→ Task directions: Extract all lines containing "имущественных".

Dataset items:
________________________

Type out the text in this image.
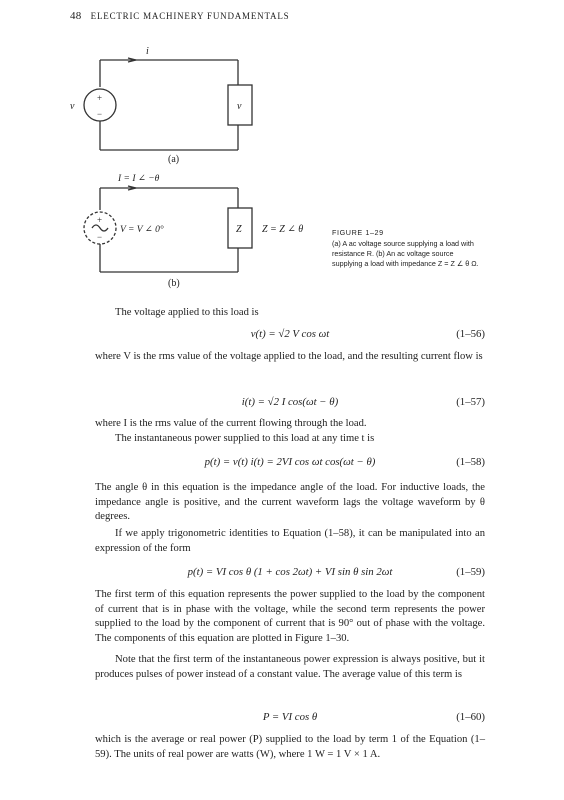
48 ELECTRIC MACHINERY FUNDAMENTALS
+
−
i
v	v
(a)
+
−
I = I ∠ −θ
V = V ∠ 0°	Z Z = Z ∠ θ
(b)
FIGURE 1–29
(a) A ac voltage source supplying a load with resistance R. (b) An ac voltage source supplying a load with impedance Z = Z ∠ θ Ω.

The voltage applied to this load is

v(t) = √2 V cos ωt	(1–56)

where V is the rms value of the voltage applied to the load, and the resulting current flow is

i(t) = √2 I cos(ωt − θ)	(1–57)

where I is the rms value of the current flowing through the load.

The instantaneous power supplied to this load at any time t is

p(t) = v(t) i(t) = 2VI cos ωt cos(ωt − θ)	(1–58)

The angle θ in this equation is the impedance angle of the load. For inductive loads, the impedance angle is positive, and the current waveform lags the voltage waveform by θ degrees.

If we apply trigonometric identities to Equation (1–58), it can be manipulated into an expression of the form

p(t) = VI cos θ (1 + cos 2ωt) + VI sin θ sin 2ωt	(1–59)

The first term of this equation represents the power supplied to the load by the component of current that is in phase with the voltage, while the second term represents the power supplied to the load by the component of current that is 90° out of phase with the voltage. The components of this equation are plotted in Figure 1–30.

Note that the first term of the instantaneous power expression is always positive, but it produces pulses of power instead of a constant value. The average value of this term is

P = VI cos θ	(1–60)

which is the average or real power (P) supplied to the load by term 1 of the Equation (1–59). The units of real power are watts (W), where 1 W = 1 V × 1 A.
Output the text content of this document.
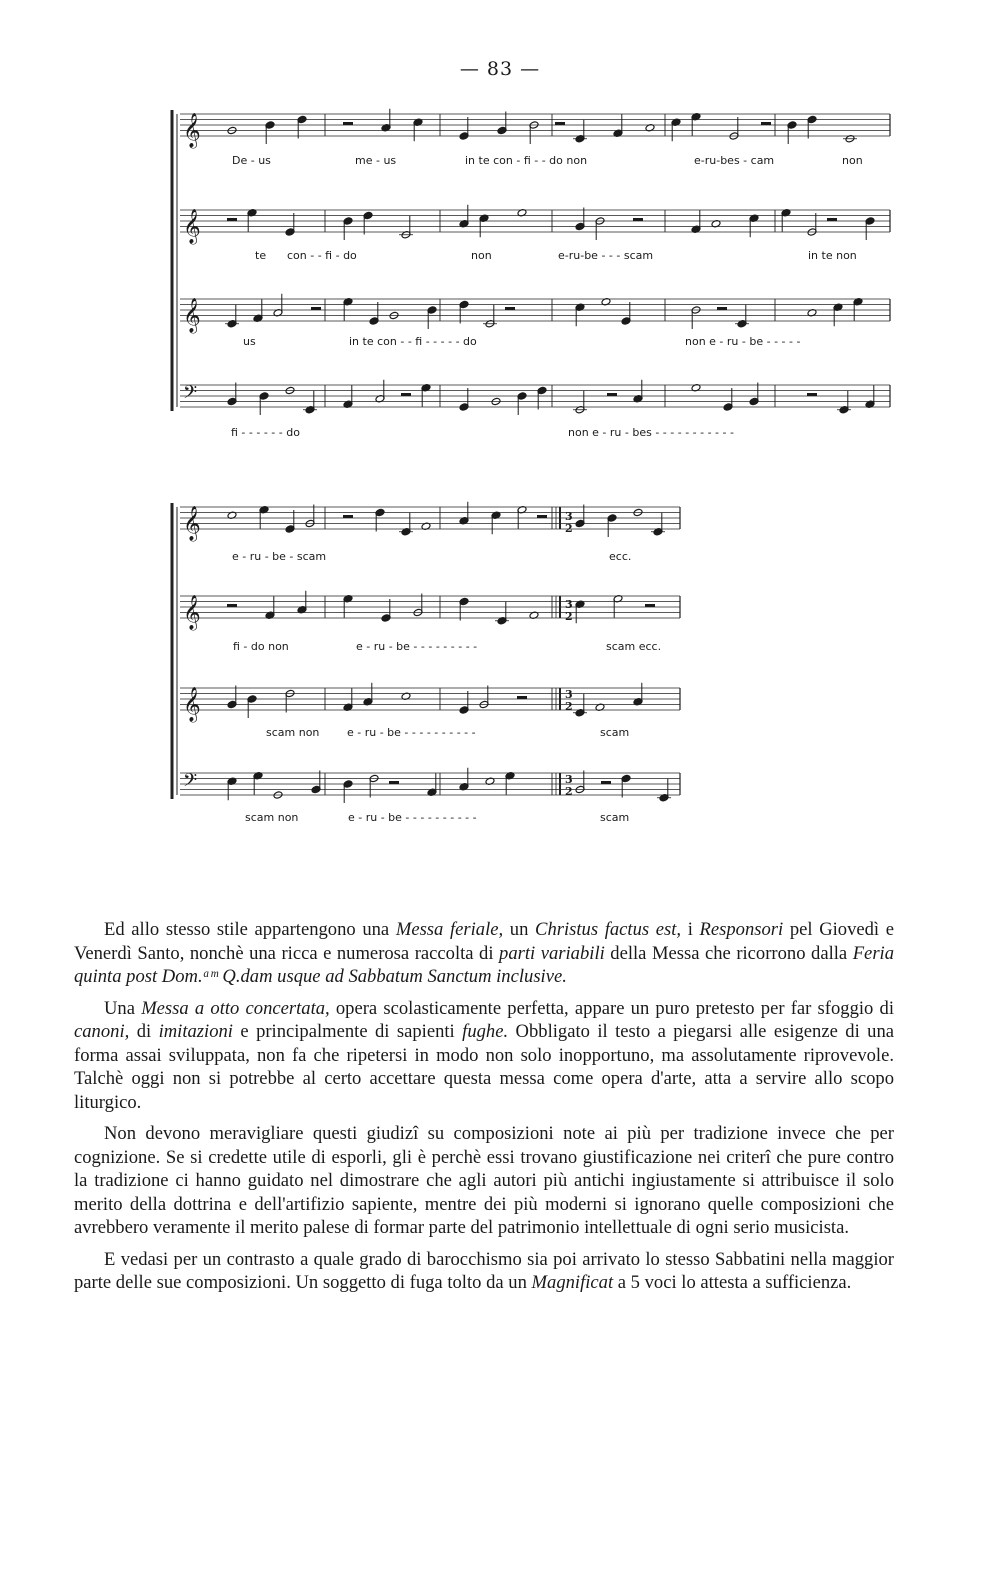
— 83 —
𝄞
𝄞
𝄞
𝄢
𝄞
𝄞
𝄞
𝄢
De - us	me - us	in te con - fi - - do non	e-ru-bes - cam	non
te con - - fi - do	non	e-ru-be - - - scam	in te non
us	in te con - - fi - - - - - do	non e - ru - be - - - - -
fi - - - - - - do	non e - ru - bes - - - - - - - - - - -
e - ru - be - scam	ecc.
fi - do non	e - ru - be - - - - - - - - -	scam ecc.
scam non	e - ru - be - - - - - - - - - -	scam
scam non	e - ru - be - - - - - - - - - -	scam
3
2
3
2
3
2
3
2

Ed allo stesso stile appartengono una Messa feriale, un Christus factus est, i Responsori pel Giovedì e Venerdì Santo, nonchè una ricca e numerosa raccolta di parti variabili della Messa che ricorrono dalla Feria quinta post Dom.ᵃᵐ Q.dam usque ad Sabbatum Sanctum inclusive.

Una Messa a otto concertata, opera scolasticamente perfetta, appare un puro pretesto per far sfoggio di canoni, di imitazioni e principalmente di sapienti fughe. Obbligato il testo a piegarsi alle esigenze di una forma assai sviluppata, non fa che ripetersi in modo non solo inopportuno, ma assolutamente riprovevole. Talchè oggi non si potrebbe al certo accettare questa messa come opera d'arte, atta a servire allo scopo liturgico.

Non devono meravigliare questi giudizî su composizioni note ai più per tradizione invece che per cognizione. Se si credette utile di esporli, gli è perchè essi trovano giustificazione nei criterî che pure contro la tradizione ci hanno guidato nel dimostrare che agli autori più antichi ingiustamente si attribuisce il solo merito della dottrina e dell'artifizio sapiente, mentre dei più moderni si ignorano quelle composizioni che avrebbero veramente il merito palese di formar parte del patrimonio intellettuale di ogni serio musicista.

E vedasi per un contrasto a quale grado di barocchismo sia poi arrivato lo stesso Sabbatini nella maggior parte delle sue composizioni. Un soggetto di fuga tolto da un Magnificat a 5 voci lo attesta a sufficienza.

________________________

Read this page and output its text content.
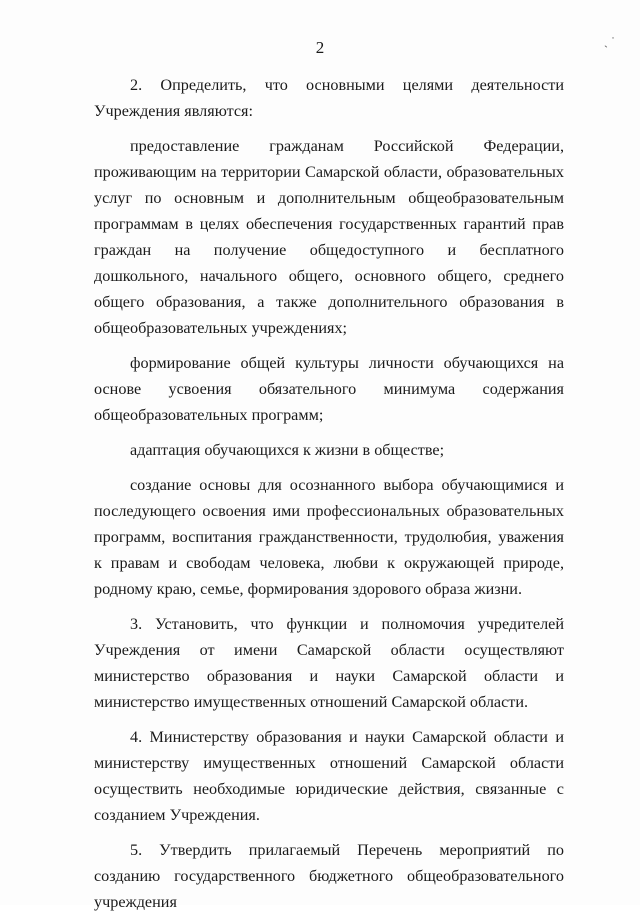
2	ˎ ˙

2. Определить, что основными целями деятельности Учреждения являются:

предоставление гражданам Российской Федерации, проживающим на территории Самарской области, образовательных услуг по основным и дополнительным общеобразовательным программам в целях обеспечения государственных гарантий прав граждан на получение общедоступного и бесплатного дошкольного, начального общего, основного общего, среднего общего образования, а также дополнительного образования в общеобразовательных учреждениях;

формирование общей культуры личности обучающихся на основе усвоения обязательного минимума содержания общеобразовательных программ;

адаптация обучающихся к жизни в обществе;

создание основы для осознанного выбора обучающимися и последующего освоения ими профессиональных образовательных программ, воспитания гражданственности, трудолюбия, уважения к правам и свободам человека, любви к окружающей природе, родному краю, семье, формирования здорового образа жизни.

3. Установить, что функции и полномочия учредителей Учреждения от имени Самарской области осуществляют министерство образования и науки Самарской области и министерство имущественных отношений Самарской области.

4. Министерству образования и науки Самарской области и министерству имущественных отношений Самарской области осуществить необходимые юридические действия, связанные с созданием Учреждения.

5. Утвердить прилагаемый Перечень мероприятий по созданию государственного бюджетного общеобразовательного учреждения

________________________

→ Output for this task:
3. Установить, что функции и полномочия учредителей Учреждения от имени Самарской области осуществляют министерство образования и науки Самарской области и министерство имущественных отношений Самарской области.
4. Министерству образования и науки Самарской области и министерству имущественных отношений Самарской области осуществить необходимые юридические действия, связанные с созданием Учреждения.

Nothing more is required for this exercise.